● Given request
Give every line again exactly as it appears, please, but not the pictures.
___
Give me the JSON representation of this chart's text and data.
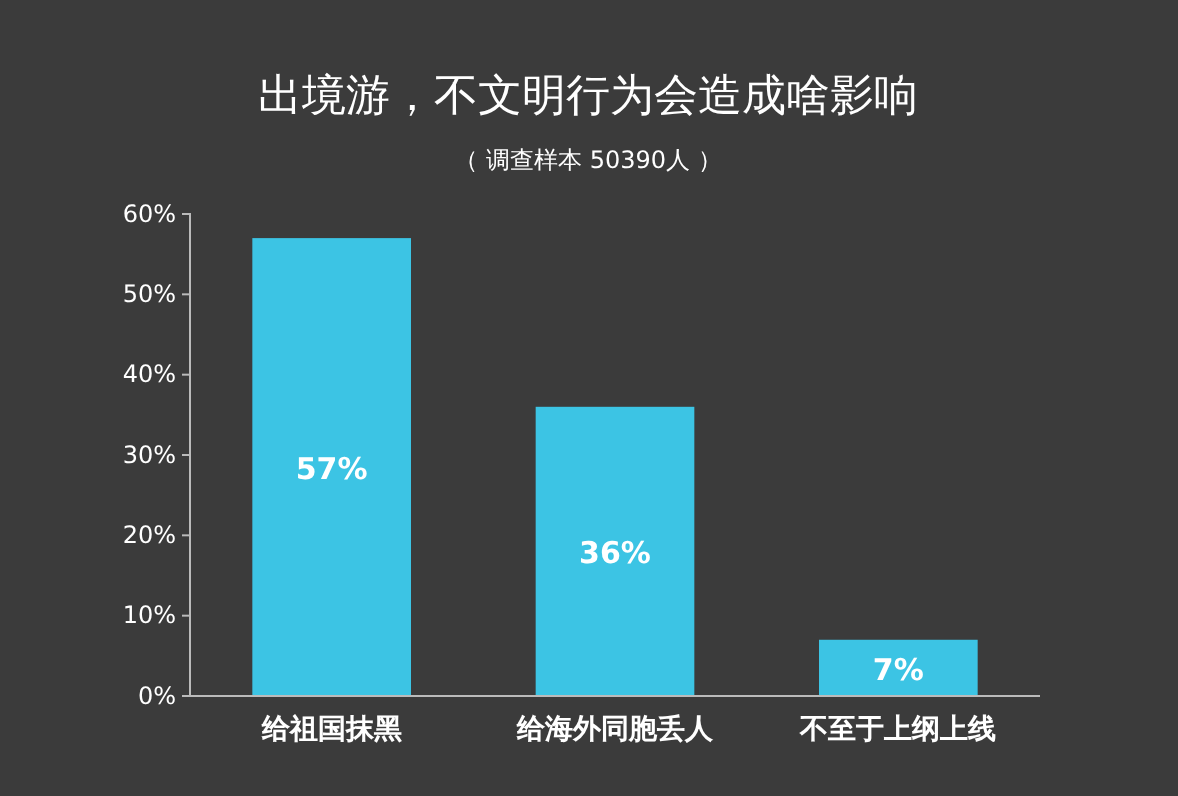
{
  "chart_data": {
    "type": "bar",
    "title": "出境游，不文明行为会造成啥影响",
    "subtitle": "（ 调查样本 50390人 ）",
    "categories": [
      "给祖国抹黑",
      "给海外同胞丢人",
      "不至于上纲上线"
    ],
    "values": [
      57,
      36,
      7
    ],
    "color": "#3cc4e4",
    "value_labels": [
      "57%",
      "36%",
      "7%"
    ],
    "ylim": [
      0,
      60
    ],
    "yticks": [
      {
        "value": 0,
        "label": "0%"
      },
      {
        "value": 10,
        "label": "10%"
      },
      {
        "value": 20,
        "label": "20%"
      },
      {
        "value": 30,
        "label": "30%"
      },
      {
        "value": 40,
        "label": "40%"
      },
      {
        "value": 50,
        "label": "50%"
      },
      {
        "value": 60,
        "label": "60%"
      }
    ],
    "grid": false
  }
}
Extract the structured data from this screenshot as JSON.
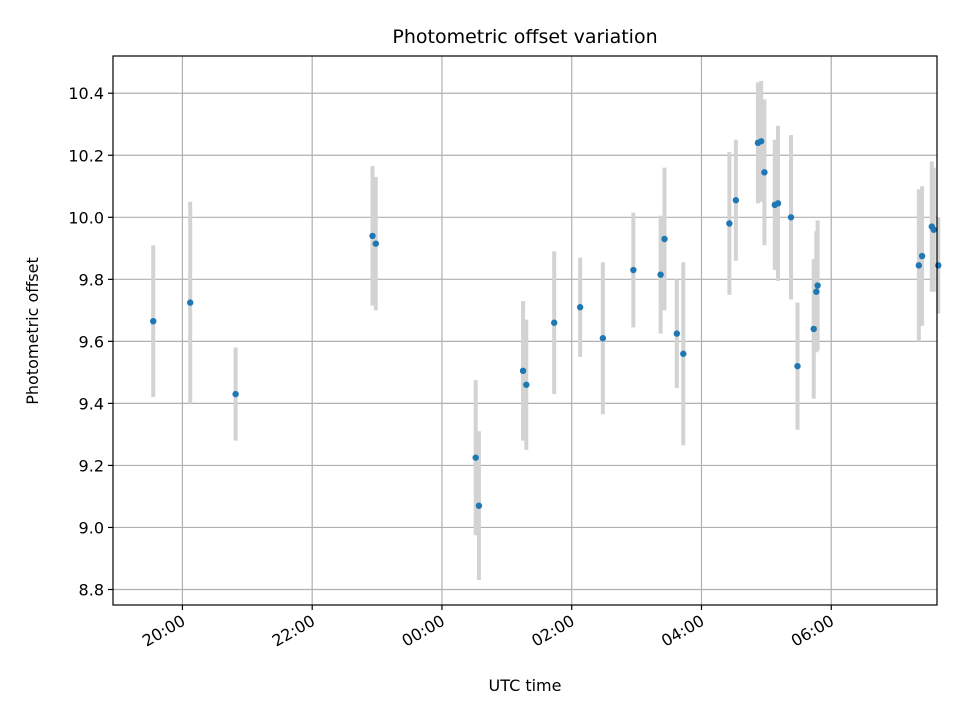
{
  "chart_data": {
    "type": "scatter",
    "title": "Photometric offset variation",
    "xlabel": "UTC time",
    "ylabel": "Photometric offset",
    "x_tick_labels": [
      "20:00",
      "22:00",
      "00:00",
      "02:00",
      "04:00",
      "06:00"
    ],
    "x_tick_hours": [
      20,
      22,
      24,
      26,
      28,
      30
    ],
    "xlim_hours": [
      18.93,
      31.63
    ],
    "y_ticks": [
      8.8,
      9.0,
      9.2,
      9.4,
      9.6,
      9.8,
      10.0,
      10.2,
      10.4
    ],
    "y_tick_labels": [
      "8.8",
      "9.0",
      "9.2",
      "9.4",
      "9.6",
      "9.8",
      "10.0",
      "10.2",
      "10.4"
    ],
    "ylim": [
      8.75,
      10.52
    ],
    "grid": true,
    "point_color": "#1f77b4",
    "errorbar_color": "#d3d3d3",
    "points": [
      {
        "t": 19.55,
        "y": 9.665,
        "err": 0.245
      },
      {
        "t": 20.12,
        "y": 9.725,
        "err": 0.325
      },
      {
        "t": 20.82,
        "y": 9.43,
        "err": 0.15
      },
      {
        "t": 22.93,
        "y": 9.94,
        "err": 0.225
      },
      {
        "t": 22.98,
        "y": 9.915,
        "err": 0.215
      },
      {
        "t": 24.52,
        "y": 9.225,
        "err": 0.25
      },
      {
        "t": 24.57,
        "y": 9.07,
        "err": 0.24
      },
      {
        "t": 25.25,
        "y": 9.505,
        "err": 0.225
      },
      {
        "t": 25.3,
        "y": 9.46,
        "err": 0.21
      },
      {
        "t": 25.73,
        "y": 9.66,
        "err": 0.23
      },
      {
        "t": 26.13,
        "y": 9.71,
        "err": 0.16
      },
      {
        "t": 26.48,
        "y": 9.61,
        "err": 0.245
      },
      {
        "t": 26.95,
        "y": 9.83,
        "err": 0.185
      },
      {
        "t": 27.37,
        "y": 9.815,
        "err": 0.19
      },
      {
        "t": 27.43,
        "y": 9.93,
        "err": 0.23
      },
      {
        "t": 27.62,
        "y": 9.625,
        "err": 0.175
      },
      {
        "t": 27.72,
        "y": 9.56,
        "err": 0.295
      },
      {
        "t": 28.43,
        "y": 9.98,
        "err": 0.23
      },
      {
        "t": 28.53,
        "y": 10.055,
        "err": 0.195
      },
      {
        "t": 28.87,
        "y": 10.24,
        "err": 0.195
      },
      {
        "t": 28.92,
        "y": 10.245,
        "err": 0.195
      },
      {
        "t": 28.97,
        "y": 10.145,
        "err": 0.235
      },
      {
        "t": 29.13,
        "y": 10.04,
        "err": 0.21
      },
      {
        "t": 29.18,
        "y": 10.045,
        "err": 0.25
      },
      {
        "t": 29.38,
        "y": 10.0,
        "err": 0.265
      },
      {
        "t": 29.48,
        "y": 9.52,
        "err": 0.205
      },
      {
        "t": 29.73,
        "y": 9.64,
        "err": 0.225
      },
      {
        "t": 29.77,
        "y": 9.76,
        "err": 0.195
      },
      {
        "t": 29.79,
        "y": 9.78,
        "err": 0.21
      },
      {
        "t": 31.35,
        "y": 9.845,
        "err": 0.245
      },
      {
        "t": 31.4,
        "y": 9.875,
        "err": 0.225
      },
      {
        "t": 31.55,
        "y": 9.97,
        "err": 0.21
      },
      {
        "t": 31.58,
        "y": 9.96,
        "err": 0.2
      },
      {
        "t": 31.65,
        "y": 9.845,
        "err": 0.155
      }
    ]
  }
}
___
● Response to the task
Give me the JSON representation of this chart's text and data.
{
  "chart_data": {
    "type": "bar",
    "title": "出境游，不文明行为会造成啥影响",
    "subtitle": "（ 调查样本 50390人 ）",
    "categories": [
      "给祖国抹黑",
      "给海外同胞丢人",
      "不至于上纲上线"
    ],
    "values": [
      57,
      36,
      7
    ],
    "color": "#3cc4e4",
    "value_labels": [
      "57%",
      "36%",
      "7%"
    ],
    "ylim": [
      0,
      60
    ],
    "yticks": [
      {
        "value": 0,
        "label": "0%"
      },
      {
        "value": 10,
        "label": "10%"
      },
      {
        "value": 20,
        "label": "20%"
      },
      {
        "value": 30,
        "label": "30%"
      },
      {
        "value": 40,
        "label": "40%"
      },
      {
        "value": 50,
        "label": "50%"
      },
      {
        "value": 60,
        "label": "60%"
      }
    ],
    "grid": false
  }
}
Extract the structured data from this screenshot as JSON.
{
  "chart_data": {
    "type": "scatter",
    "title": "Photometric offset variation",
    "xlabel": "UTC time",
    "ylabel": "Photometric offset",
    "x_tick_labels": [
      "20:00",
      "22:00",
      "00:00",
      "02:00",
      "04:00",
      "06:00"
    ],
    "x_tick_hours": [
      20,
      22,
      24,
      26,
      28,
      30
    ],
    "xlim_hours": [
      18.93,
      31.63
    ],
    "y_ticks": [
      8.8,
      9.0,
      9.2,
      9.4,
      9.6,
      9.8,
      10.0,
      10.2,
      10.4
    ],
    "y_tick_labels": [
      "8.8",
      "9.0",
      "9.2",
      "9.4",
      "9.6",
      "9.8",
      "10.0",
      "10.2",
      "10.4"
    ],
    "ylim": [
      8.75,
      10.52
    ],
    "grid": true,
    "point_color": "#1f77b4",
    "errorbar_color": "#d3d3d3",
    "points": [
      {
        "t": 19.55,
        "y": 9.665,
        "err": 0.245
      },
      {
        "t": 20.12,
        "y": 9.725,
        "err": 0.325
      },
      {
        "t": 20.82,
        "y": 9.43,
        "err": 0.15
      },
      {
        "t": 22.93,
        "y": 9.94,
        "err": 0.225
      },
      {
        "t": 22.98,
        "y": 9.915,
        "err": 0.215
      },
      {
        "t": 24.52,
        "y": 9.225,
        "err": 0.25
      },
      {
        "t": 24.57,
        "y": 9.07,
        "err": 0.24
      },
      {
        "t": 25.25,
        "y": 9.505,
        "err": 0.225
      },
      {
        "t": 25.3,
        "y": 9.46,
        "err": 0.21
      },
      {
        "t": 25.73,
        "y": 9.66,
        "err": 0.23
      },
      {
        "t": 26.13,
        "y": 9.71,
        "err": 0.16
      },
      {
        "t": 26.48,
        "y": 9.61,
        "err": 0.245
      },
      {
        "t": 26.95,
        "y": 9.83,
        "err": 0.185
      },
      {
        "t": 27.37,
        "y": 9.815,
        "err": 0.19
      },
      {
        "t": 27.43,
        "y": 9.93,
        "err": 0.23
      },
      {
        "t": 27.62,
        "y": 9.625,
        "err": 0.175
      },
      {
        "t": 27.72,
        "y": 9.56,
        "err": 0.295
      },
      {
        "t": 28.43,
        "y": 9.98,
        "err": 0.23
      },
      {
        "t": 28.53,
        "y": 10.055,
        "err": 0.195
      },
      {
        "t": 28.87,
        "y": 10.24,
        "err": 0.195
      },
      {
        "t": 28.92,
        "y": 10.245,
        "err": 0.195
      },
      {
        "t": 28.97,
        "y": 10.145,
        "err": 0.235
      },
      {
        "t": 29.13,
        "y": 10.04,
        "err": 0.21
      },
      {
        "t": 29.18,
        "y": 10.045,
        "err": 0.25
      },
      {
        "t": 29.38,
        "y": 10.0,
        "err": 0.265
      },
      {
        "t": 29.48,
        "y": 9.52,
        "err": 0.205
      },
      {
        "t": 29.73,
        "y": 9.64,
        "err": 0.225
      },
      {
        "t": 29.77,
        "y": 9.76,
        "err": 0.195
      },
      {
        "t": 29.79,
        "y": 9.78,
        "err": 0.21
      },
      {
        "t": 31.35,
        "y": 9.845,
        "err": 0.245
      },
      {
        "t": 31.4,
        "y": 9.875,
        "err": 0.225
      },
      {
        "t": 31.55,
        "y": 9.97,
        "err": 0.21
      },
      {
        "t": 31.58,
        "y": 9.96,
        "err": 0.2
      },
      {
        "t": 31.65,
        "y": 9.845,
        "err": 0.155
      }
    ]
  }
}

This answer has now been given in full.